* THE EXERCISE *
Extract all records. Keep each one exact.

******

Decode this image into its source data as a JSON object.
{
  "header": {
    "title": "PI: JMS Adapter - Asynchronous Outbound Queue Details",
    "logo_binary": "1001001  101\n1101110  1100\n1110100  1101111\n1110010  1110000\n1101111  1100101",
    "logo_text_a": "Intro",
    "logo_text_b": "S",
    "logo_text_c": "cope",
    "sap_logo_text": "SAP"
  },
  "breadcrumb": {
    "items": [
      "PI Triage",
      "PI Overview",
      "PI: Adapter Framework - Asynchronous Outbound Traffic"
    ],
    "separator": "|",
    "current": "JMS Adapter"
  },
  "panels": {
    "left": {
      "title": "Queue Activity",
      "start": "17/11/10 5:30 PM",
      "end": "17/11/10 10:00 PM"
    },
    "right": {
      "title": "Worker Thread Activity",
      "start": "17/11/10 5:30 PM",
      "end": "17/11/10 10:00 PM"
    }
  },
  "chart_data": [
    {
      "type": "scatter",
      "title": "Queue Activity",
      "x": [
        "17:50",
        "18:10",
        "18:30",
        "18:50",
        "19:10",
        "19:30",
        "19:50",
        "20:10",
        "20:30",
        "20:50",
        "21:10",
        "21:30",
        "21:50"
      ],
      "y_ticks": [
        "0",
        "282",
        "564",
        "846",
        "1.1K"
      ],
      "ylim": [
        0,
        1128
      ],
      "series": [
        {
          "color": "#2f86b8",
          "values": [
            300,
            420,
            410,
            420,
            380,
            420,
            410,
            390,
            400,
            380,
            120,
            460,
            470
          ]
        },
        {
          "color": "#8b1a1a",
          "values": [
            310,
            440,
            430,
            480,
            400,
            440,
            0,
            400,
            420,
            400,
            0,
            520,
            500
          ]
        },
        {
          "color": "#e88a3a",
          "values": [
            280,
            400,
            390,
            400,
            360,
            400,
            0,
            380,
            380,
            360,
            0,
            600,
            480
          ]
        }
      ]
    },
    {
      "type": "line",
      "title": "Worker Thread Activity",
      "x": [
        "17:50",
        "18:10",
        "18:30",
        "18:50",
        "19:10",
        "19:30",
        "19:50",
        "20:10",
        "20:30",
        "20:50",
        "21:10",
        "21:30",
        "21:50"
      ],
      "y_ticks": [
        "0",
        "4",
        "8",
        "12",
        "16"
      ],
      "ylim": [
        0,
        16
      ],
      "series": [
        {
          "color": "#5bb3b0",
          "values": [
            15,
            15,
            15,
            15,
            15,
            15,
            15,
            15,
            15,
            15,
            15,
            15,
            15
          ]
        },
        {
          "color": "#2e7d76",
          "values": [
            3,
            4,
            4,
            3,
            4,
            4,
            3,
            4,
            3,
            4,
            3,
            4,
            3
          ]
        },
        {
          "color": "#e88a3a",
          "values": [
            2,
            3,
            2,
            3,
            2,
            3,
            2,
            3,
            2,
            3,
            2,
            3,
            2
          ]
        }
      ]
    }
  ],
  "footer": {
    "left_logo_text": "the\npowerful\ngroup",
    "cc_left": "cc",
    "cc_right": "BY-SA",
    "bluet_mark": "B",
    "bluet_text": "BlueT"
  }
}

******

* REPLY TO THE TASK *
Decode this image into its source data as a JSON object.
{
  "header": {
    "title": "PI: JMS Adapter - Asynchronous Outbound Queue Details",
    "logo_binary": "1001001  101\n1101110  1100\n1110100  1101111\n1110010  1110000\n1101111  1100101",
    "logo_text_a": "Intro",
    "logo_text_b": "S",
    "logo_text_c": "cope",
    "sap_logo_text": "SAP"
  },
  "breadcrumb": {
    "items": [
      "PI Triage",
      "PI Overview",
      "PI: Adapter Framework - Asynchronous Outbound Traffic"
    ],
    "separator": "|",
    "current": "JMS Adapter"
  },
  "panels": {
    "left": {
      "title": "Queue Activity",
      "start": "17/11/10 5:30 PM",
      "end": "17/11/10 10:00 PM"
    },
    "right": {
      "title": "Worker Thread Activity",
      "start": "17/11/10 5:30 PM",
      "end": "17/11/10 10:00 PM"
    }
  },
  "chart_data": [
    {
      "type": "scatter",
      "title": "Queue Activity",
      "x": [
        "17:50",
        "18:10",
        "18:30",
        "18:50",
        "19:10",
        "19:30",
        "19:50",
        "20:10",
        "20:30",
        "20:50",
        "21:10",
        "21:30",
        "21:50"
      ],
      "y_ticks": [
        "0",
        "282",
        "564",
        "846",
        "1.1K"
      ],
      "ylim": [
        0,
        1128
      ],
      "series": [
        {
          "color": "#2f86b8",
          "values": [
            300,
            420,
            410,
            420,
            380,
            420,
            410,
            390,
            400,
            380,
            120,
            460,
            470
          ]
        },
        {
          "color": "#8b1a1a",
          "values": [
            310,
            440,
            430,
            480,
            400,
            440,
            0,
            400,
            420,
            400,
            0,
            520,
            500
          ]
        },
        {
          "color": "#e88a3a",
          "values": [
            280,
            400,
            390,
            400,
            360,
            400,
            0,
            380,
            380,
            360,
            0,
            600,
            480
          ]
        }
      ]
    },
    {
      "type": "line",
      "title": "Worker Thread Activity",
      "x": [
        "17:50",
        "18:10",
        "18:30",
        "18:50",
        "19:10",
        "19:30",
        "19:50",
        "20:10",
        "20:30",
        "20:50",
        "21:10",
        "21:30",
        "21:50"
      ],
      "y_ticks": [
        "0",
        "4",
        "8",
        "12",
        "16"
      ],
      "ylim": [
        0,
        16
      ],
      "series": [
        {
          "color": "#5bb3b0",
          "values": [
            15,
            15,
            15,
            15,
            15,
            15,
            15,
            15,
            15,
            15,
            15,
            15,
            15
          ]
        },
        {
          "color": "#2e7d76",
          "values": [
            3,
            4,
            4,
            3,
            4,
            4,
            3,
            4,
            3,
            4,
            3,
            4,
            3
          ]
        },
        {
          "color": "#e88a3a",
          "values": [
            2,
            3,
            2,
            3,
            2,
            3,
            2,
            3,
            2,
            3,
            2,
            3,
            2
          ]
        }
      ]
    }
  ],
  "footer": {
    "left_logo_text": "the\npowerful\ngroup",
    "cc_left": "cc",
    "cc_right": "BY-SA",
    "bluet_mark": "B",
    "bluet_text": "BlueT"
  }
}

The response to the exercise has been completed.